◆ **Task objective**: Go through the entries below and collect each line with the string "heart" in it.

Dataset records:
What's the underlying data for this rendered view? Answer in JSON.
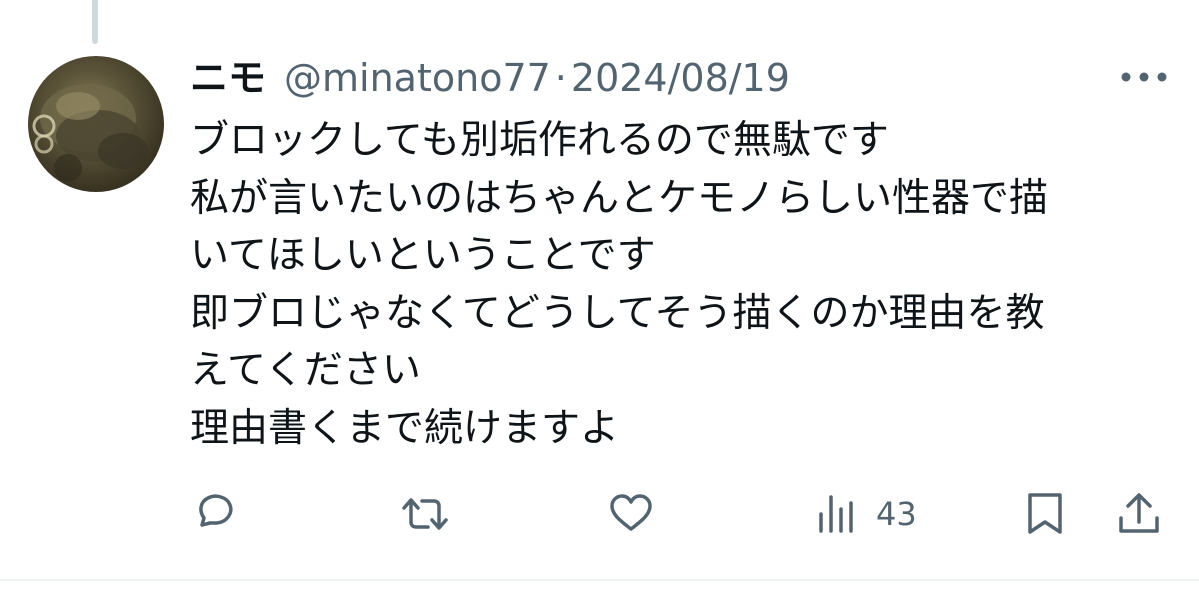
{
  "tweet": {
    "display_name": "ニモ",
    "handle": "@minatono77",
    "separator": "·",
    "date": "2024/08/19",
    "lines": [
      "ブロックしても別垢作れるので無駄です",
      "私が言いたいのはちゃんとケモノらしい性器で描",
      "いてほしいということです",
      "即ブロじゃなくてどうしてそう描くのか理由を教",
      "えてください",
      "理由書くまで続けますよ"
    ]
  },
  "actions": {
    "views_count": "43"
  },
  "icons": {
    "more": "more-dots-icon",
    "reply": "reply-icon",
    "retweet": "retweet-icon",
    "like": "heart-icon",
    "views": "views-icon",
    "bookmark": "bookmark-icon",
    "share": "share-icon"
  },
  "colors": {
    "text_primary": "#0f1419",
    "text_secondary": "#536471",
    "thread_line": "#cfd9de",
    "divider": "#eff3f4"
  }
}
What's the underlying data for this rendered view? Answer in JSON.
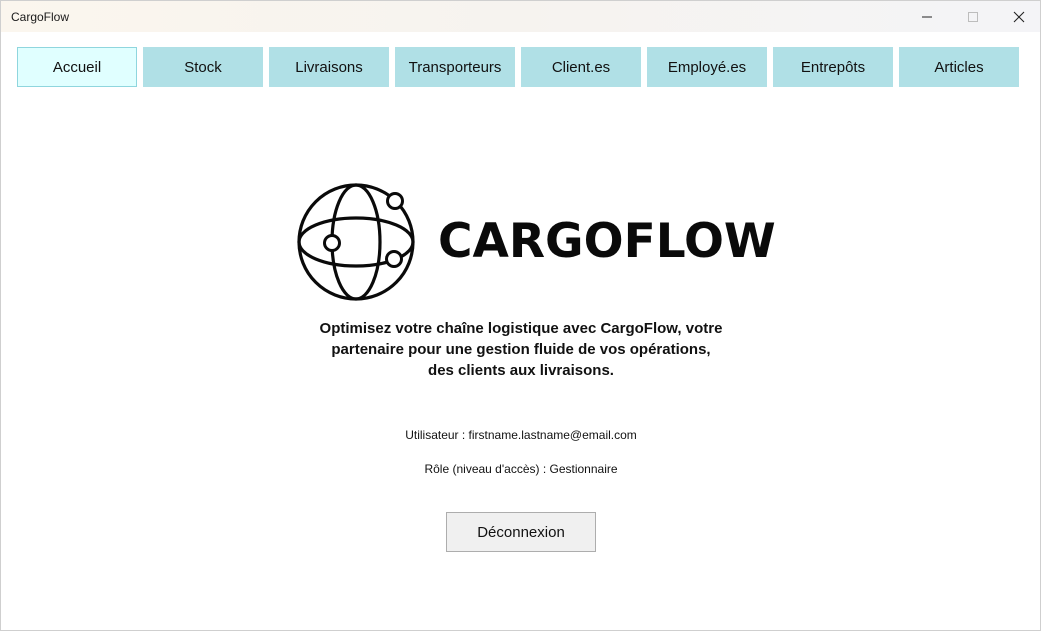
{
  "window": {
    "title": "CargoFlow"
  },
  "nav": {
    "tabs": [
      {
        "label": "Accueil",
        "active": true
      },
      {
        "label": "Stock",
        "active": false
      },
      {
        "label": "Livraisons",
        "active": false
      },
      {
        "label": "Transporteurs",
        "active": false
      },
      {
        "label": "Client.es",
        "active": false
      },
      {
        "label": "Employé.es",
        "active": false
      },
      {
        "label": "Entrepôts",
        "active": false
      },
      {
        "label": "Articles",
        "active": false
      }
    ]
  },
  "branding": {
    "logo_icon": "globe-network-icon",
    "name": "CARGOFLOW",
    "tagline": [
      "Optimisez votre chaîne logistique avec CargoFlow, votre",
      "partenaire pour une gestion fluide de vos opérations,",
      "des clients aux livraisons."
    ]
  },
  "user": {
    "user_line": "Utilisateur : firstname.lastname@email.com",
    "role_line": "Rôle (niveau d'accès) : Gestionnaire"
  },
  "actions": {
    "logout_label": "Déconnexion"
  },
  "colors": {
    "tab_bg": "#b0e0e6",
    "tab_active_bg": "#e0ffff",
    "button_bg": "#f0f0f0"
  }
}
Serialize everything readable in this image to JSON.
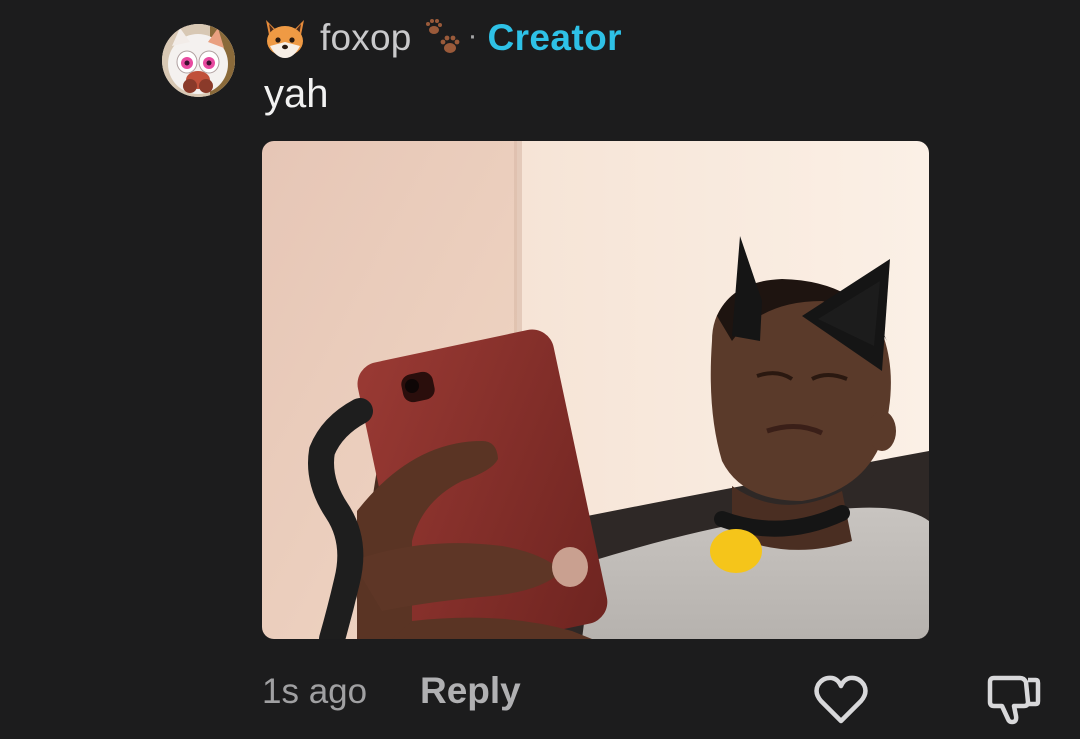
{
  "comment": {
    "author": {
      "username": "foxop",
      "separator": "·",
      "role": "Creator",
      "avatar_icon": "fox-character-avatar",
      "badge_icon": "paw-prints-icon",
      "flair_icon": "fox-face-emoji"
    },
    "text": "yah",
    "attachment": {
      "type": "image",
      "description_icon": "photo-attachment"
    },
    "footer": {
      "timestamp": "1s ago",
      "reply_label": "Reply"
    },
    "actions": {
      "like_icon": "heart-icon",
      "dislike_icon": "thumbs-down-icon"
    }
  },
  "colors": {
    "background": "#1c1c1d",
    "username": "#c9c9cb",
    "role": "#2ec1e6",
    "text": "#f2f2f2",
    "muted": "#a0a0a2"
  }
}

◆ **Response**:
    "like": "heart-icon",
      "like_icon": "heart-icon",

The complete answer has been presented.